• Problem
Where a line holds "modifying", copy it.

— begin Record set —

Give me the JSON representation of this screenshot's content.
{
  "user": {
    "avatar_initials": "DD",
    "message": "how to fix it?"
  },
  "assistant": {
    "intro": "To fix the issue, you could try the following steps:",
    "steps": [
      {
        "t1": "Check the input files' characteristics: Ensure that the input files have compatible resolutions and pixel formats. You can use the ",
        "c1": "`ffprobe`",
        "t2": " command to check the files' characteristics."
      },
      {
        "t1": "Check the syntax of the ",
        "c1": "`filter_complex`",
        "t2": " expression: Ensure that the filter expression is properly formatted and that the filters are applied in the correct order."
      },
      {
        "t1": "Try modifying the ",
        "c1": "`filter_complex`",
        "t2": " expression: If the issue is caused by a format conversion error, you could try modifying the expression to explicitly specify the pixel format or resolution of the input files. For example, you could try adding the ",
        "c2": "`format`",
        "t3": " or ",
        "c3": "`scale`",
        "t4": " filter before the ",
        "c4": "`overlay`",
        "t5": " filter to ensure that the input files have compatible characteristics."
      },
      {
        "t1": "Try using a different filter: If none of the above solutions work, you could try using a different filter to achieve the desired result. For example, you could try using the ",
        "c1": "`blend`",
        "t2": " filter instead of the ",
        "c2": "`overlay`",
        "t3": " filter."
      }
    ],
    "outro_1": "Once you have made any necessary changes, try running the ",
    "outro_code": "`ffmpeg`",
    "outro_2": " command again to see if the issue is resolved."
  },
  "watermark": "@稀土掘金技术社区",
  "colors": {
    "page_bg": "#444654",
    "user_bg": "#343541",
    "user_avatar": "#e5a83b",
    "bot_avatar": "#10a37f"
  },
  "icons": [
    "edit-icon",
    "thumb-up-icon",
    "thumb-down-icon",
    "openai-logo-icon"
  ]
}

— end Record set —

• Exercise output
        "t1": "Try modifying the ",
        "t2": " expression: If the issue is caused by a format conversion error, you could try modifying the expression to explicitly specify the pixel format or resolution of the input files. For example, you could try adding the ",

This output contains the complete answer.